## Record set
__________

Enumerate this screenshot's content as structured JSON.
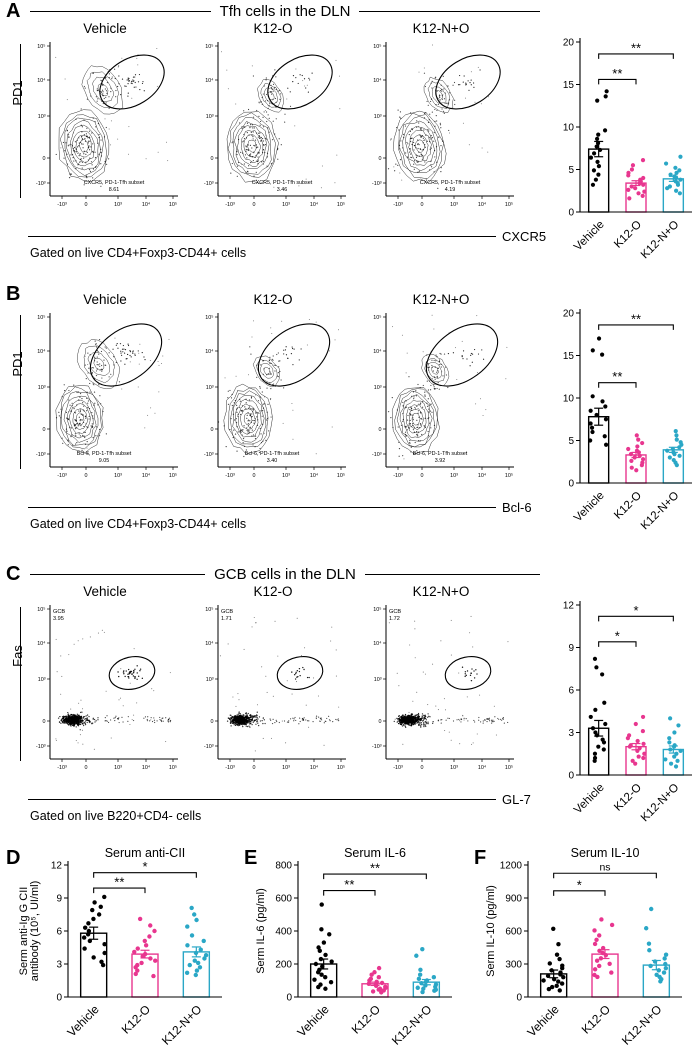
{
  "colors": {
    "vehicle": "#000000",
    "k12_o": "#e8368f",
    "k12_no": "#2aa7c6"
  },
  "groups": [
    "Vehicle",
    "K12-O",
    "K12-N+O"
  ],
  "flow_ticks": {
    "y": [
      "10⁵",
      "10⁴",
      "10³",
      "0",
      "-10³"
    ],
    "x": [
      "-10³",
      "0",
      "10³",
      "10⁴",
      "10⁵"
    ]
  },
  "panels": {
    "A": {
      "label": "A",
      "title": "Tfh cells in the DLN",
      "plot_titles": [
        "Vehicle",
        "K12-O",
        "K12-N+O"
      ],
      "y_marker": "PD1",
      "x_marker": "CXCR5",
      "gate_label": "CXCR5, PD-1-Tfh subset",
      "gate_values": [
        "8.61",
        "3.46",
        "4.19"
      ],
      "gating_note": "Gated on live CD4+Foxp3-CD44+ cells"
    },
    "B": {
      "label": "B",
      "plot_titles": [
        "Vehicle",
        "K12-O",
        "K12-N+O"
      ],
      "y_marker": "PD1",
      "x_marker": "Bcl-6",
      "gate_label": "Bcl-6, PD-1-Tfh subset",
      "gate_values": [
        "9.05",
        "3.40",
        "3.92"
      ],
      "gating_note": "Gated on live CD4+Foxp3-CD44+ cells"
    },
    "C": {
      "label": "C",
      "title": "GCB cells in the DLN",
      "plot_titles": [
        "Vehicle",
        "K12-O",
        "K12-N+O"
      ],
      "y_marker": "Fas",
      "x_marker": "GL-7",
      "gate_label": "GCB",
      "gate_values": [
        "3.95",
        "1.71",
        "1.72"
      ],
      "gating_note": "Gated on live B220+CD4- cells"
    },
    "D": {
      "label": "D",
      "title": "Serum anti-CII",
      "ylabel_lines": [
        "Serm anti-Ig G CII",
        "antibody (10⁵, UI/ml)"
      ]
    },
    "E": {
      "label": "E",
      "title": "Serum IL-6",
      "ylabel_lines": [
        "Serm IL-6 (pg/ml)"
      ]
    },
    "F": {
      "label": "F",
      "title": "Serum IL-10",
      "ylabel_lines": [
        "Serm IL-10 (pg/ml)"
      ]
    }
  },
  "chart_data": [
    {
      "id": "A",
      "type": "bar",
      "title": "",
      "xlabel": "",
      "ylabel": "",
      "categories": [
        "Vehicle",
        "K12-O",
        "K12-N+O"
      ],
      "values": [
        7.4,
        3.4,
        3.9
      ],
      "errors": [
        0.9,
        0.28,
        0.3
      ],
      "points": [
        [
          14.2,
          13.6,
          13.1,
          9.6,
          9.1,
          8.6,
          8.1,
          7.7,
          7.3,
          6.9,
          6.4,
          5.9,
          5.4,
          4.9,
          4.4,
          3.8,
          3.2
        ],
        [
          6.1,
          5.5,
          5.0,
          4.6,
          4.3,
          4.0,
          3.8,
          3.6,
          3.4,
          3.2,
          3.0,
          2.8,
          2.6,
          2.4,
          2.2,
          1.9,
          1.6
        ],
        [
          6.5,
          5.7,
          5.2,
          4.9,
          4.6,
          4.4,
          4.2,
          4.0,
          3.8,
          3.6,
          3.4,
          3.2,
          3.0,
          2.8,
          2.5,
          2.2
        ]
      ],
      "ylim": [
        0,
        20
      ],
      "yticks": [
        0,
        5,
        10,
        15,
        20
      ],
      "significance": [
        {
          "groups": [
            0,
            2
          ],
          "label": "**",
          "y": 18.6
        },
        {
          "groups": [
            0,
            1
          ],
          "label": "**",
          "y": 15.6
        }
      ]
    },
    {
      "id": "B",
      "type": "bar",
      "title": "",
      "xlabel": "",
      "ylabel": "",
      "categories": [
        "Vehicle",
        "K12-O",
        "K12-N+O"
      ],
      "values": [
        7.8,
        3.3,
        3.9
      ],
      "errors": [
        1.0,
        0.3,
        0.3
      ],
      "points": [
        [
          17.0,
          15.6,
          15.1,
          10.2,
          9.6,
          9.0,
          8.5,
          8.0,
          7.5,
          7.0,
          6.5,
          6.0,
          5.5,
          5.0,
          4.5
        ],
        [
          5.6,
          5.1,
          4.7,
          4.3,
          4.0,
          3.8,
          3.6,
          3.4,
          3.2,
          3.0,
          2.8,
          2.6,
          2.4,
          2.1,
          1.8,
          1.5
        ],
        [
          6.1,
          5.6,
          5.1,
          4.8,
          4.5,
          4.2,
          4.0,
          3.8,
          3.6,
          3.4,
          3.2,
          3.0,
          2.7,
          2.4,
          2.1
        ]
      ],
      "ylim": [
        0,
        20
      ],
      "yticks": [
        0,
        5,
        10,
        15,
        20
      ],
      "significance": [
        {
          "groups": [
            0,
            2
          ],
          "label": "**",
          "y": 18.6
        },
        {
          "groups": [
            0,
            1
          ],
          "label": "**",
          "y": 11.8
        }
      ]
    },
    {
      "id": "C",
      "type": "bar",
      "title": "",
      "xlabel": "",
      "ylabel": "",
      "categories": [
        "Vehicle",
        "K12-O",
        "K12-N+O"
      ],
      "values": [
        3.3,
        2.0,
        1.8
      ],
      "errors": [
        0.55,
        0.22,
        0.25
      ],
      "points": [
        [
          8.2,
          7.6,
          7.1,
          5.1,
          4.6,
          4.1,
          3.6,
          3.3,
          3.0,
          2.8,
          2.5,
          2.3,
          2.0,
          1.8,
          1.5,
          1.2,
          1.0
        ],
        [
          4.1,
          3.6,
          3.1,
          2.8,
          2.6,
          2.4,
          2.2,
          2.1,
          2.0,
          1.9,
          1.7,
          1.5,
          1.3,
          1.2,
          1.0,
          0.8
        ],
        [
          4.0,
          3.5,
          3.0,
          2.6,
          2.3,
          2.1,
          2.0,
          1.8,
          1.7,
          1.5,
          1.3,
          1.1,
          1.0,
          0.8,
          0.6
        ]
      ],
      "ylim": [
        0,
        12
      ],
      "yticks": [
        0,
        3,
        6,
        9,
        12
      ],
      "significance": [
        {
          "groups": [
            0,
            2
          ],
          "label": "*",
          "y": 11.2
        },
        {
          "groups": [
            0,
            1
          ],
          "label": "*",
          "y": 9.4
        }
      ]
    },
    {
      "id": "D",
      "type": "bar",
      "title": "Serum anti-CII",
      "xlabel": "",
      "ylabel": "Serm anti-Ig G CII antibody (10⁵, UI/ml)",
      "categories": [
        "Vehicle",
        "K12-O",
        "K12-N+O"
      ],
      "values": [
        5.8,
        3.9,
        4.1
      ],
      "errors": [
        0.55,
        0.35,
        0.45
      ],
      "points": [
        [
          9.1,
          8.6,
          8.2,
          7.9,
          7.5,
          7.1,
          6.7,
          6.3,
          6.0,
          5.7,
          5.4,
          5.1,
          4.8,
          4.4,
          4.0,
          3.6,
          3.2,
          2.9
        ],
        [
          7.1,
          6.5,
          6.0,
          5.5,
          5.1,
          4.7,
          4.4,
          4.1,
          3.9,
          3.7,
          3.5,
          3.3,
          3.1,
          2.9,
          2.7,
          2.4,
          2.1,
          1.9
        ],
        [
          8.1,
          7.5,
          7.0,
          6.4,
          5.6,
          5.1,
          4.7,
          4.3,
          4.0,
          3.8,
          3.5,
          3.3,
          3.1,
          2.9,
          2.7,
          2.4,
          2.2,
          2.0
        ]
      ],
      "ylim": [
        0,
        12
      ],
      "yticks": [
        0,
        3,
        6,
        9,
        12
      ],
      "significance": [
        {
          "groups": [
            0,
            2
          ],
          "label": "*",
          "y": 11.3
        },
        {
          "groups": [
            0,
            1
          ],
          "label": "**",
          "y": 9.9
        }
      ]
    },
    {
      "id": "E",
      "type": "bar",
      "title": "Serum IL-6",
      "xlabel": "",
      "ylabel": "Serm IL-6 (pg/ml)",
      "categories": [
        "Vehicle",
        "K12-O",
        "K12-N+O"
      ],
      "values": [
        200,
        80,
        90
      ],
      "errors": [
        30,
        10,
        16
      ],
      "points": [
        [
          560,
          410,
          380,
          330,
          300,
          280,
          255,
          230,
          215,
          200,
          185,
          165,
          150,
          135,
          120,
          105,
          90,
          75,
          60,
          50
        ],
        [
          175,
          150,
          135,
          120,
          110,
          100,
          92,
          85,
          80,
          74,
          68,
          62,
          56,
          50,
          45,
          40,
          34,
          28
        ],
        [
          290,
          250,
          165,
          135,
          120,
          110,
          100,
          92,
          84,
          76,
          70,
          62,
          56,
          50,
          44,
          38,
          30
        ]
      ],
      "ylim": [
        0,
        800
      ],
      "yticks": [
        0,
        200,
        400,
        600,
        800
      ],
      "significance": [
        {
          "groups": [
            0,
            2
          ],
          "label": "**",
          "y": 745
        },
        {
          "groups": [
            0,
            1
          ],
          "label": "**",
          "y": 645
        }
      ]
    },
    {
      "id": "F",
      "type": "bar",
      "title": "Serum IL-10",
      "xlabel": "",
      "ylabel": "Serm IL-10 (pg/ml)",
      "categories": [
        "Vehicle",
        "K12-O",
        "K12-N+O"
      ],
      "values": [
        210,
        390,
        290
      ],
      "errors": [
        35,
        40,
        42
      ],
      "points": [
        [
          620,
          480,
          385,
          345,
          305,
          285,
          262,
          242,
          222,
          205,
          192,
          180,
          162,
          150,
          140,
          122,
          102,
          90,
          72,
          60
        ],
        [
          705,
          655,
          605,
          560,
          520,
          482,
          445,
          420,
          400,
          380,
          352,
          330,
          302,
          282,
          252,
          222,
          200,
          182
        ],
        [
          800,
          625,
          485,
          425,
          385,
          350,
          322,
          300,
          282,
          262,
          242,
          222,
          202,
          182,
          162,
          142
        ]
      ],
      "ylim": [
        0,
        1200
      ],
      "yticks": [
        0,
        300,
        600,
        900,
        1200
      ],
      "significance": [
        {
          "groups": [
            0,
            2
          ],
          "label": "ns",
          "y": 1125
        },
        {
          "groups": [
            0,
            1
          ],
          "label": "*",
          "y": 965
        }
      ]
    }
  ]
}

__________

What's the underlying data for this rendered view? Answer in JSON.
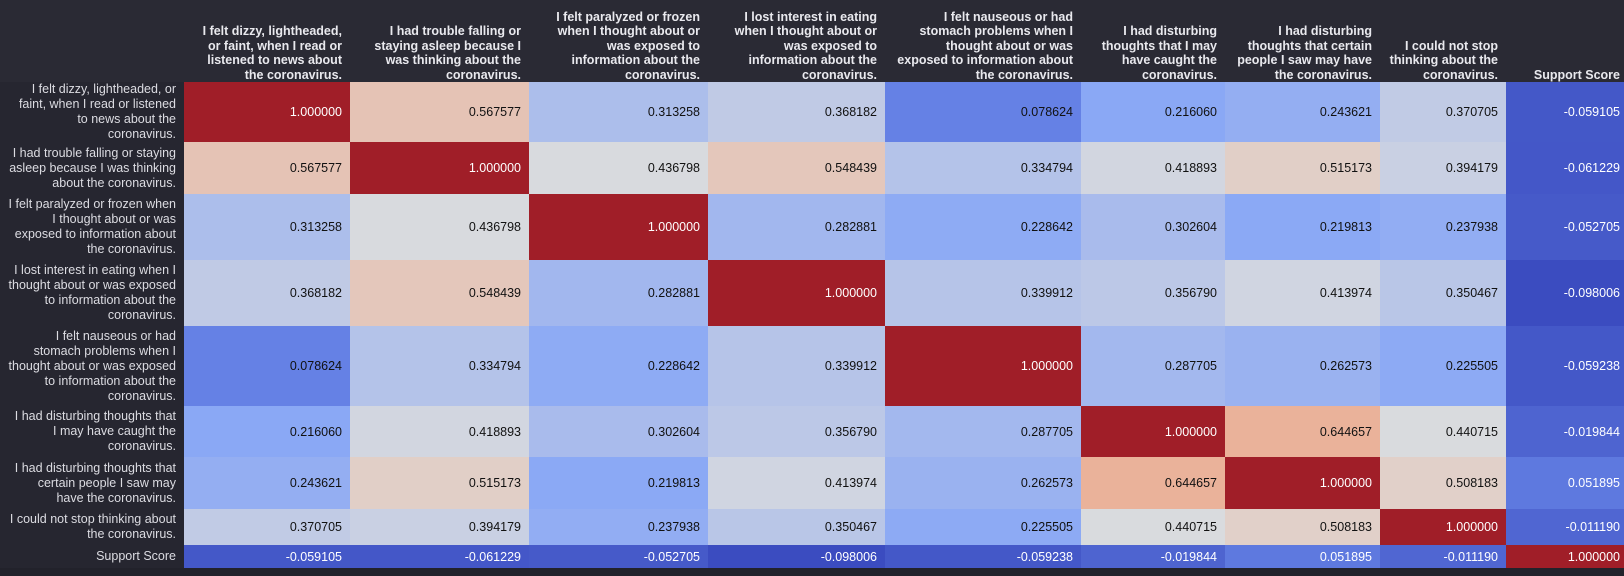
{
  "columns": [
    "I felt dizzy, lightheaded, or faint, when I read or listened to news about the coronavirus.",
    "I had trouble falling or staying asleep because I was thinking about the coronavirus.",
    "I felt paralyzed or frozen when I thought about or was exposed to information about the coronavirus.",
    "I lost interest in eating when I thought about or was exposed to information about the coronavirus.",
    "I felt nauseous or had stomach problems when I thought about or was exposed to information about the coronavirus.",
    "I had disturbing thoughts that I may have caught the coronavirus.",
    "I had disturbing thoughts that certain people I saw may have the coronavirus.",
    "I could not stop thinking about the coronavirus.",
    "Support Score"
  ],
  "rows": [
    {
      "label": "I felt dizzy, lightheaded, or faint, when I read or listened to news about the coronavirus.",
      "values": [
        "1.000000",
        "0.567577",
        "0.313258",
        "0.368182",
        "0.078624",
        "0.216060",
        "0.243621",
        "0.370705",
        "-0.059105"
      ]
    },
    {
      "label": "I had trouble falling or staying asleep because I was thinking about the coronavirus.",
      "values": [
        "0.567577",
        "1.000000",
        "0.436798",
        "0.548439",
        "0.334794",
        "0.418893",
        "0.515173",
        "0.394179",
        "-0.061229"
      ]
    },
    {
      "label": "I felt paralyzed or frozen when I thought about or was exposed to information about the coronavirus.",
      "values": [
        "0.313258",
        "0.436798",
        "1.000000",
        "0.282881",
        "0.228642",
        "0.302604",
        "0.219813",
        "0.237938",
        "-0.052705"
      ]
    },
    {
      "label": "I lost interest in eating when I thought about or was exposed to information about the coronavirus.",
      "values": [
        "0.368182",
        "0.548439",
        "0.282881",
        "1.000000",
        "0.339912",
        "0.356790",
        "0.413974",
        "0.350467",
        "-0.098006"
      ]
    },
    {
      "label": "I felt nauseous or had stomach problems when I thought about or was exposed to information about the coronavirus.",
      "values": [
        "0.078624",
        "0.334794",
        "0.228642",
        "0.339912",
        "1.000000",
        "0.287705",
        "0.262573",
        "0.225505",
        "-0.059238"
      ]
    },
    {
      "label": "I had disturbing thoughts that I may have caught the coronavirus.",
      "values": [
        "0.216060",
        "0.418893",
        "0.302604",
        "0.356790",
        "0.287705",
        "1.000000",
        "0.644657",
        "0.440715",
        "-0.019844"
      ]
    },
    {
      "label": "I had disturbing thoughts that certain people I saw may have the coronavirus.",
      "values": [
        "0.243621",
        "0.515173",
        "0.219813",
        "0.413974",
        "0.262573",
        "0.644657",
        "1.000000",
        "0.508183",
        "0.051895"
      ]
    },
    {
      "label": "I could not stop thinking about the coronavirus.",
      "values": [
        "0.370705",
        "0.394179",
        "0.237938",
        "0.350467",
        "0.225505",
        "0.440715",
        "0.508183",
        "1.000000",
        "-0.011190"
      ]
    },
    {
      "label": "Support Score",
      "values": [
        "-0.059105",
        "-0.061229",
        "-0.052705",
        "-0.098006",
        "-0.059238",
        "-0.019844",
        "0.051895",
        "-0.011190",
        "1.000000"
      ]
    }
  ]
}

__________

Write down how many lines in the data contain "cells". Add nothing else.

## Solution to this problem
5